▶ [Task directions]: Omit every image, and transcribe the remaining entries exactly as given.
#### Data lines
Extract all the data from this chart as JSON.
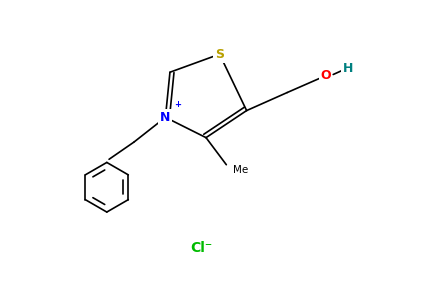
{
  "bg_color": "#ffffff",
  "bond_color": "#000000",
  "S_color": "#b8a000",
  "N_color": "#0000ff",
  "O_color": "#ff0000",
  "H_color": "#008080",
  "Cl_color": "#00bb00",
  "figsize": [
    4.31,
    2.87
  ],
  "dpi": 100,
  "Cl_label": "Cl⁻",
  "N_label": "N",
  "S_label": "S",
  "O_label": "O",
  "H_label": "H",
  "plus_label": "+"
}
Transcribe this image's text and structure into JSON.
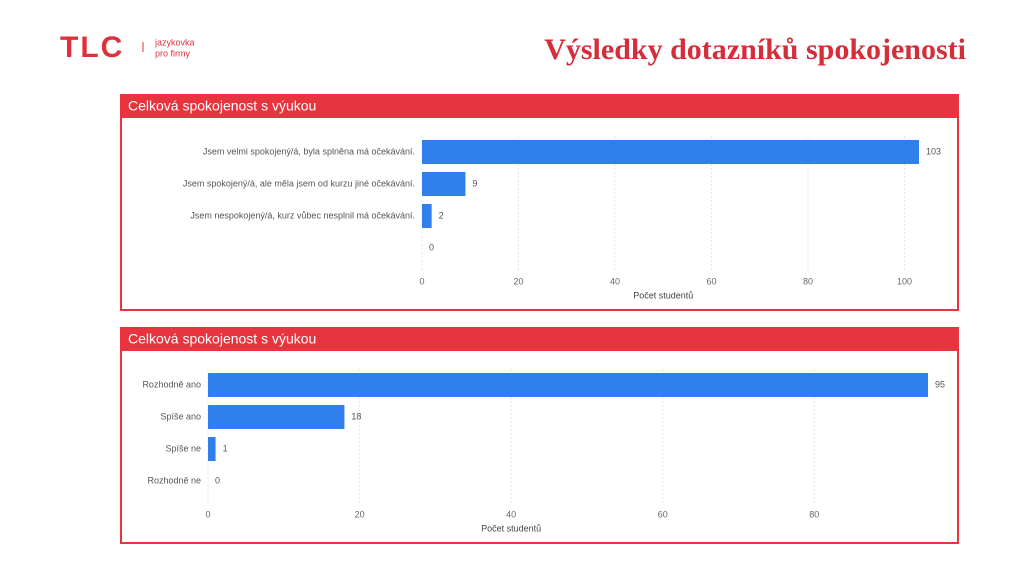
########
▶ [Task response]:
Extract all the data from this chart as JSON.
{
  "bg_color": "#ffffff",
  "bond_color": "#000000",
  "S_color": "#b8a000",
  "N_color": "#0000ff",
  "O_color": "#ff0000",
  "H_color": "#008080",
  "Cl_color": "#00bb00",
  "figsize": [
    4.31,
    2.87
  ],
  "dpi": 100,
  "Cl_label": "Cl⁻",
  "N_label": "N",
  "S_label": "S",
  "O_label": "O",
  "H_label": "H",
  "plus_label": "+"
}
Transcribe this image's text and structure into JSON.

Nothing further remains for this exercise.